TASK MATERIAL

•••

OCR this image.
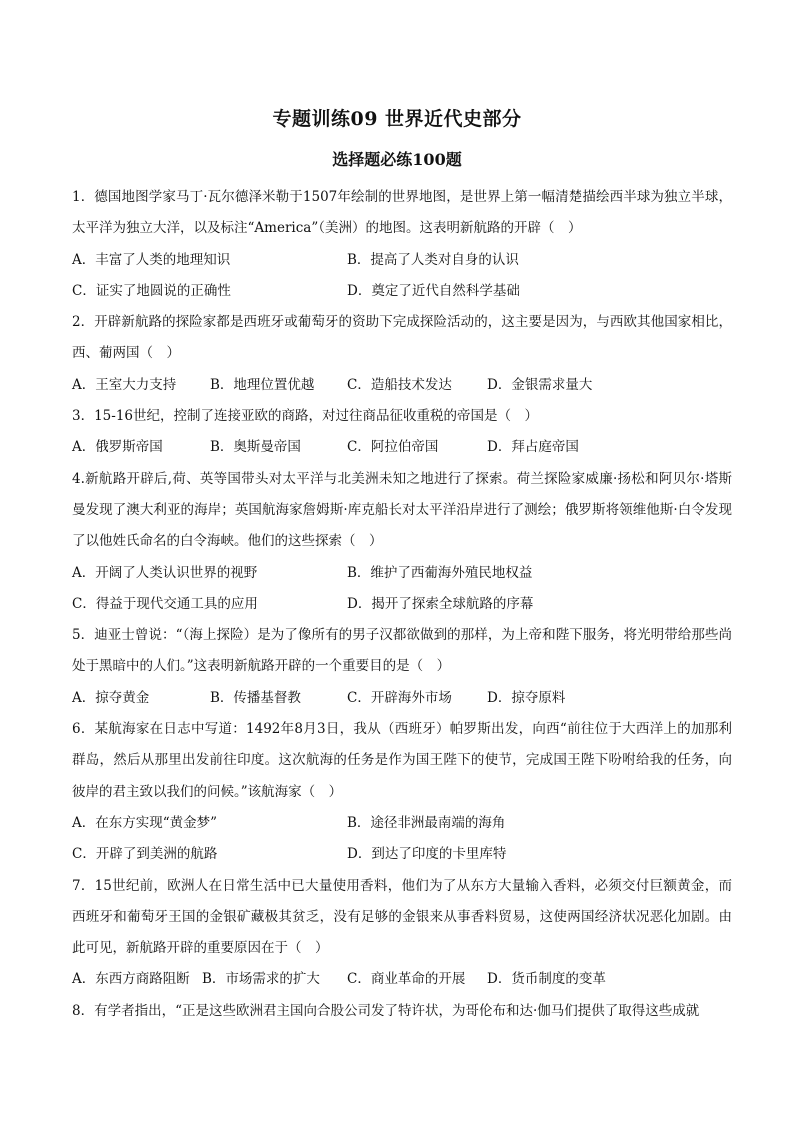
专题训练09 世界近代史部分
选择题必练100题
1．德国地图学家马丁·瓦尔德泽米勒于1507年绘制的世界地图，是世界上第一幅清楚描绘西半球为独立半球，太平洋为独立大洋，以及标注“America”（美洲）的地图。这表明新航路的开辟（　）
A．丰富了人类的地理知识	B．提高了人类对自身的认识
C．证实了地圆说的正确性	D．奠定了近代自然科学基础
2．开辟新航路的探险家都是西班牙或葡萄牙的资助下完成探险活动的，这主要是因为，与西欧其他国家相比，西、葡两国（　）
A．王室大力支持	B．地理位置优越 C．造船技术发达	D．金银需求量大
3．15-16世纪，控制了连接亚欧的商路，对过往商品征收重税的帝国是（　）
A．俄罗斯帝国	B．奥斯曼帝国	C．阿拉伯帝国	D．拜占庭帝国
4.新航路开辟后,荷、英等国带头对太平洋与北美洲未知之地进行了探索。荷兰探险家威廉·扬松和阿贝尔·塔斯曼发现了澳大利亚的海岸；英国航海家詹姆斯·库克船长对太平洋沿岸进行了测绘；俄罗斯将领维他斯·白令发现了以他姓氏命名的白令海峡。他们的这些探索（　）
A．开阔了人类认识世界的视野	B．维护了西葡海外殖民地权益
C．得益于现代交通工具的应用	D．揭开了探索全球航路的序幕
5．迪亚士曾说：“（海上探险）是为了像所有的男子汉都欲做到的那样，为上帝和陛下服务，将光明带给那些尚处于黑暗中的人们。”这表明新航路开辟的一个重要目的是（　）
A．掠夺黄金	B．传播基督教	C．开辟海外市场	D．掠夺原料
6．某航海家在日志中写道：1492年8月3日，我从（西班牙）帕罗斯出发，向西“前往位于大西洋上的加那利群岛，然后从那里出发前往印度。这次航海的任务是作为国王陛下的使节，完成国王陛下吩咐给我的任务，向彼岸的君主致以我们的问候。”该航海家（　）
A．在东方实现“黄金梦”	B．途径非洲最南端的海角
C．开辟了到美洲的航路	D．到达了印度的卡里库特
7．15世纪前，欧洲人在日常生活中已大量使用香料，他们为了从东方大量输入香料，必须交付巨额黄金，而西班牙和葡萄牙王国的金银矿藏极其贫乏，没有足够的金银来从事香料贸易，这使两国经济状况恶化加剧。由此可见，新航路开辟的重要原因在于（　）
A．东西方商路阻断 B．市场需求的扩大 C．商业革命的开展 D．货币制度的变革
8．有学者指出，“正是这些欧洲君主国向合股公司发了特许状，为哥伦布和达·伽马们提供了取得这些成就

•••

TASK PROMPT
Reproduce the records, all of them, word for word; omit the pictures.

OUTPUT FOR THIS TASK
OCR this image.
专题训练09 世界近代史部分
选择题必练100题
1．德国地图学家马丁·瓦尔德泽米勒于1507年绘制的世界地图，是世界上第一幅清楚描绘西半球为独立半球，太平洋为独立大洋，以及标注“America”（美洲）的地图。这表明新航路的开辟（　）
A．丰富了人类的地理知识	B．提高了人类对自身的认识
C．证实了地圆说的正确性	D．奠定了近代自然科学基础
2．开辟新航路的探险家都是西班牙或葡萄牙的资助下完成探险活动的，这主要是因为，与西欧其他国家相比，西、葡两国（　）
A．王室大力支持	B．地理位置优越 C．造船技术发达	D．金银需求量大
3．15-16世纪，控制了连接亚欧的商路，对过往商品征收重税的帝国是（　）
A．俄罗斯帝国	B．奥斯曼帝国	C．阿拉伯帝国	D．拜占庭帝国
4.新航路开辟后,荷、英等国带头对太平洋与北美洲未知之地进行了探索。荷兰探险家威廉·扬松和阿贝尔·塔斯曼发现了澳大利亚的海岸；英国航海家詹姆斯·库克船长对太平洋沿岸进行了测绘；俄罗斯将领维他斯·白令发现了以他姓氏命名的白令海峡。他们的这些探索（　）
A．开阔了人类认识世界的视野	B．维护了西葡海外殖民地权益
C．得益于现代交通工具的应用	D．揭开了探索全球航路的序幕
5．迪亚士曾说：“（海上探险）是为了像所有的男子汉都欲做到的那样，为上帝和陛下服务，将光明带给那些尚处于黑暗中的人们。”这表明新航路开辟的一个重要目的是（　）
A．掠夺黄金	B．传播基督教	C．开辟海外市场	D．掠夺原料
6．某航海家在日志中写道：1492年8月3日，我从（西班牙）帕罗斯出发，向西“前往位于大西洋上的加那利群岛，然后从那里出发前往印度。这次航海的任务是作为国王陛下的使节，完成国王陛下吩咐给我的任务，向彼岸的君主致以我们的问候。”该航海家（　）
A．在东方实现“黄金梦”	B．途径非洲最南端的海角
C．开辟了到美洲的航路	D．到达了印度的卡里库特
7．15世纪前，欧洲人在日常生活中已大量使用香料，他们为了从东方大量输入香料，必须交付巨额黄金，而西班牙和葡萄牙王国的金银矿藏极其贫乏，没有足够的金银来从事香料贸易，这使两国经济状况恶化加剧。由此可见，新航路开辟的重要原因在于（　）
A．东西方商路阻断 B．市场需求的扩大 C．商业革命的开展 D．货币制度的变革
8．有学者指出，“正是这些欧洲君主国向合股公司发了特许状，为哥伦布和达·伽马们提供了取得这些成就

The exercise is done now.